**Extracted records:**
--

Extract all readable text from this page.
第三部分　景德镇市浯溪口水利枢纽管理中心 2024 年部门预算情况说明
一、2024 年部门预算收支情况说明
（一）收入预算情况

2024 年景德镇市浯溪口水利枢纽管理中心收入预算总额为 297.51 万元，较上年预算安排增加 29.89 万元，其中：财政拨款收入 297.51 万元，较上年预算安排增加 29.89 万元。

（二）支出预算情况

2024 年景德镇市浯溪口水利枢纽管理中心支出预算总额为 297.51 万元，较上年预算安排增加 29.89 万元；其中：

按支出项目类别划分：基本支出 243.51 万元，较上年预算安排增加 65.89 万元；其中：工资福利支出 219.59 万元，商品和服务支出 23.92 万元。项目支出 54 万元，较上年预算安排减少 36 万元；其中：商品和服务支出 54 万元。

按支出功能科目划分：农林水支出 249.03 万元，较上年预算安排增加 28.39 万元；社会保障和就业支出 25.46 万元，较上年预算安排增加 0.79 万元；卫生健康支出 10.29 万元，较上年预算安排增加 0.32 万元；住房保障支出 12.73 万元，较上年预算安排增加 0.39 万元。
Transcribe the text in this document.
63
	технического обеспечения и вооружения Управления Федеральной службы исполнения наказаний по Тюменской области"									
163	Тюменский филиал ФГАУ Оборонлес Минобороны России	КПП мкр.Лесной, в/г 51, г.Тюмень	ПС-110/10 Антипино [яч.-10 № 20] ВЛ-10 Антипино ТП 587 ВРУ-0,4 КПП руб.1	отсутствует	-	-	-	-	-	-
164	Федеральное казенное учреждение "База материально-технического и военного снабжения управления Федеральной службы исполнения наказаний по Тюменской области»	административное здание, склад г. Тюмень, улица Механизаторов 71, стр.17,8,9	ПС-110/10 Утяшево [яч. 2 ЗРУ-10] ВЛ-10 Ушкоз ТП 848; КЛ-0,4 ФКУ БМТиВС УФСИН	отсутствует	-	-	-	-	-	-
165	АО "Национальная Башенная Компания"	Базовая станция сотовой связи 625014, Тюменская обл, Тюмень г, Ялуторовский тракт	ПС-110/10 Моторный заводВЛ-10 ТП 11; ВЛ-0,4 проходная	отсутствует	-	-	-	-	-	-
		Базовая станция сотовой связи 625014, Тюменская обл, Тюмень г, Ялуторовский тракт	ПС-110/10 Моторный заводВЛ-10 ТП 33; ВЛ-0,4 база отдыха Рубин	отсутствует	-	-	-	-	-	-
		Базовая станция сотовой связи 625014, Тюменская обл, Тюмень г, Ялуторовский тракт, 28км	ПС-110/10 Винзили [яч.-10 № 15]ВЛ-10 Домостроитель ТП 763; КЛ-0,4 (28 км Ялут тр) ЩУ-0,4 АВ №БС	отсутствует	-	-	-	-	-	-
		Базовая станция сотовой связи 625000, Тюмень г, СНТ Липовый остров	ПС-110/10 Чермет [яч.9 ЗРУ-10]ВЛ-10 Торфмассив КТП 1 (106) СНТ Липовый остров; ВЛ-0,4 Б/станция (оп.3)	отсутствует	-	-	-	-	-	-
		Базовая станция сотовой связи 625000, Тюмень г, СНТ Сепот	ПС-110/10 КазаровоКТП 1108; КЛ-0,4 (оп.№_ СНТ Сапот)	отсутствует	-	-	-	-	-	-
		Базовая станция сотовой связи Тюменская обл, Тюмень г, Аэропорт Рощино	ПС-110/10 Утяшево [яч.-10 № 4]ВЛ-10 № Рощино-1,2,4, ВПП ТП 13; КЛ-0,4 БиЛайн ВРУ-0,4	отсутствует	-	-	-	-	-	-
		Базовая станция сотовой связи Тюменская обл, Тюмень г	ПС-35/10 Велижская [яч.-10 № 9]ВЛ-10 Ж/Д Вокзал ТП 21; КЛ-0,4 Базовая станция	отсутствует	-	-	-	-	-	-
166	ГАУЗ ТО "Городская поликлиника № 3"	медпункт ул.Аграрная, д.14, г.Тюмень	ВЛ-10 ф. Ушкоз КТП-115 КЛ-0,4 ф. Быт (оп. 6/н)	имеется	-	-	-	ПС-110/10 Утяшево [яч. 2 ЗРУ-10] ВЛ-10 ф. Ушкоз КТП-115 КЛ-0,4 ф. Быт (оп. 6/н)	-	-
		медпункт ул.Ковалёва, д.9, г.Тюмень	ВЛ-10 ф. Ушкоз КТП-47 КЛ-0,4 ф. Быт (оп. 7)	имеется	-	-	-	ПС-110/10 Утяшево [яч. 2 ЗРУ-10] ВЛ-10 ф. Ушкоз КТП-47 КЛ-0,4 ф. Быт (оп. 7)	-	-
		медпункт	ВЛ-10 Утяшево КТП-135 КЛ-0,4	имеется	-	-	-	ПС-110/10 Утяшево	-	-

--

**Description of the task:** Each line that has the word "сотовой" should be copied.

**Solution to the exercise:**
165	АО "Национальная Башенная Компания"	Базовая станция сотовой связи 625014, Тюменская обл, Тюмень г, Ялуторовский тракт	ПС-110/10 Моторный заводВЛ-10 ТП 11; ВЛ-0,4 проходная	отсутствует	-	-	-	-	-	-
		Базовая станция сотовой связи 625014, Тюменская обл, Тюмень г, Ялуторовский тракт	ПС-110/10 Моторный заводВЛ-10 ТП 33; ВЛ-0,4 база отдыха Рубин	отсутствует	-	-	-	-	-	-
		Базовая станция сотовой связи 625014, Тюменская обл, Тюмень г, Ялуторовский тракт, 28км	ПС-110/10 Винзили [яч.-10 № 15]ВЛ-10 Домостроитель ТП 763; КЛ-0,4 (28 км Ялут тр) ЩУ-0,4 АВ №БС	отсутствует	-	-	-	-	-	-
		Базовая станция сотовой связи 625000, Тюмень г, СНТ Липовый остров	ПС-110/10 Чермет [яч.9 ЗРУ-10]ВЛ-10 Торфмассив КТП 1 (106) СНТ Липовый остров; ВЛ-0,4 Б/станция (оп.3)	отсутствует	-	-	-	-	-	-
		Базовая станция сотовой связи 625000, Тюмень г, СНТ Сепот	ПС-110/10 КазаровоКТП 1108; КЛ-0,4 (оп.№_ СНТ Сапот)	отсутствует	-	-	-	-	-	-
		Базовая станция сотовой связи Тюменская обл, Тюмень г, Аэропорт Рощино	ПС-110/10 Утяшево [яч.-10 № 4]ВЛ-10 № Рощино-1,2,4, ВПП ТП 13; КЛ-0,4 БиЛайн ВРУ-0,4	отсутствует	-	-	-	-	-	-
		Базовая станция сотовой связи Тюменская обл, Тюмень г	ПС-35/10 Велижская [яч.-10 № 9]ВЛ-10 Ж/Д Вокзал ТП 21; КЛ-0,4 Базовая станция	отсутствует	-	-	-	-	-	-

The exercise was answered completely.